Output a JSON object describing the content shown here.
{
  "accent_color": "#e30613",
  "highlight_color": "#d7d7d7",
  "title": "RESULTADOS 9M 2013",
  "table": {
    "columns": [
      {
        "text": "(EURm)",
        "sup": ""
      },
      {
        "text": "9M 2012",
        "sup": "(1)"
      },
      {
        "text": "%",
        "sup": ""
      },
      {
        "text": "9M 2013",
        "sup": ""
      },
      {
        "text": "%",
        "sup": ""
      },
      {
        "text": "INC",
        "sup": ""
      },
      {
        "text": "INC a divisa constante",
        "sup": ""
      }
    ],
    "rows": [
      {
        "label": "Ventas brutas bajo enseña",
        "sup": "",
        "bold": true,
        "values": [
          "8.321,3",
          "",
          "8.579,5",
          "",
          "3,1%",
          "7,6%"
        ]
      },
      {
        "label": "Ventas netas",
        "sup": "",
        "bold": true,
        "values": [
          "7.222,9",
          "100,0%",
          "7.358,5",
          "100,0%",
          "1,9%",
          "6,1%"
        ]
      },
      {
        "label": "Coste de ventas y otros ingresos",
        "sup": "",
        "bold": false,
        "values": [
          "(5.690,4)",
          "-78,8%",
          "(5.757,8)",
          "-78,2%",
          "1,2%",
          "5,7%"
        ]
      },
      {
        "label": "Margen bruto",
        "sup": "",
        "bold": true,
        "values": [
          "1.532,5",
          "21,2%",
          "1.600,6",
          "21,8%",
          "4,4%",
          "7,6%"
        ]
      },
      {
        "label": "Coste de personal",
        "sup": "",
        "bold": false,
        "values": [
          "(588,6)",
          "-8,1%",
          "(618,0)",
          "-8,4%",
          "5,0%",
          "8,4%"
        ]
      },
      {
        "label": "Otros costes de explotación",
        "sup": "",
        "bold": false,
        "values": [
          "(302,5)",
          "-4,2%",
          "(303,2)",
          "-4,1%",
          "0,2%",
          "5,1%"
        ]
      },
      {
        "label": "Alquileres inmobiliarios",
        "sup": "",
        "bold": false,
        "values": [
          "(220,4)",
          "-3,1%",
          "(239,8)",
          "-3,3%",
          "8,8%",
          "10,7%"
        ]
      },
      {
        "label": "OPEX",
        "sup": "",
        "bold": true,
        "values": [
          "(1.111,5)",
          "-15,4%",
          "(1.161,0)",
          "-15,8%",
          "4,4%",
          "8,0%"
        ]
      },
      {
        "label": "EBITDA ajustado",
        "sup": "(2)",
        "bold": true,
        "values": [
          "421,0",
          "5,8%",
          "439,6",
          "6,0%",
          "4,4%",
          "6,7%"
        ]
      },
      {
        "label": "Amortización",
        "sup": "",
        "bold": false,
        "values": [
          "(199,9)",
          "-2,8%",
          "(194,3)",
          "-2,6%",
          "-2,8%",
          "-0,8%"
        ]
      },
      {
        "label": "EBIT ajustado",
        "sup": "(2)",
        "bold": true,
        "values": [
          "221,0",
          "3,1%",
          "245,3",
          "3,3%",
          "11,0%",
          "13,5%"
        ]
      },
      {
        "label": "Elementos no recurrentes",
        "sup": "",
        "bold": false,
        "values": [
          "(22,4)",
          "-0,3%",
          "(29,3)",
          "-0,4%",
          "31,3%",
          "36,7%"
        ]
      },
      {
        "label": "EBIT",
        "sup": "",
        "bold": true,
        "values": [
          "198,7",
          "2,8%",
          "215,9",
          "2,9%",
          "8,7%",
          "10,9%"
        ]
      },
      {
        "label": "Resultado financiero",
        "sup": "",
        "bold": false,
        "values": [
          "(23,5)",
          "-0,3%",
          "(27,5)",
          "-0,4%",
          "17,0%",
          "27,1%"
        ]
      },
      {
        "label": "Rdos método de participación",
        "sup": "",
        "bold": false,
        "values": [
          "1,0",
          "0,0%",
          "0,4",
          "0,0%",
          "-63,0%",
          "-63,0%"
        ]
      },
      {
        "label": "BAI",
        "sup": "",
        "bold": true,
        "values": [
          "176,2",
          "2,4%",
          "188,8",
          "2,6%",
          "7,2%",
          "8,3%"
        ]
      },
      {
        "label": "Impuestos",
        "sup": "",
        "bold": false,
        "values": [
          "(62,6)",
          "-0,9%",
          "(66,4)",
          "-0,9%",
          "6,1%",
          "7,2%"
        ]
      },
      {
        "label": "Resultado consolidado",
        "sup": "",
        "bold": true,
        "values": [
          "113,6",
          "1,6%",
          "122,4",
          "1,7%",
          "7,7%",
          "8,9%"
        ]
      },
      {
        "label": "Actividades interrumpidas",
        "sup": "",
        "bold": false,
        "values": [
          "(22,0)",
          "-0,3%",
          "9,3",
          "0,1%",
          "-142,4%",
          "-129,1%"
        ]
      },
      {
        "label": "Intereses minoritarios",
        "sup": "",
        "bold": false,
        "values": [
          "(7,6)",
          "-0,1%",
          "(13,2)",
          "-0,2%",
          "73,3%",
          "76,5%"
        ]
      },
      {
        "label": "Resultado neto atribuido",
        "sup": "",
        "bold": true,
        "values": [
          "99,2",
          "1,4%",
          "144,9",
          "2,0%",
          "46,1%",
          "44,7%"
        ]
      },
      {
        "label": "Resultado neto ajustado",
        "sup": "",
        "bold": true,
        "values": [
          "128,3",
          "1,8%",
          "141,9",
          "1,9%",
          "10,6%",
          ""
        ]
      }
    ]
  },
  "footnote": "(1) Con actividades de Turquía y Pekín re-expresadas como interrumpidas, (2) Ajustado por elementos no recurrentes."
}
.....
§ **The request**: Using the records above, list each line that includes "text".

§ **Correct answer**:
        "text": "(EURm)",
        "text": "9M 2012",
        "text": "%",
        "text": "9M 2013",
        "text": "%",
        "text": "INC",
        "text": "INC a divisa constante",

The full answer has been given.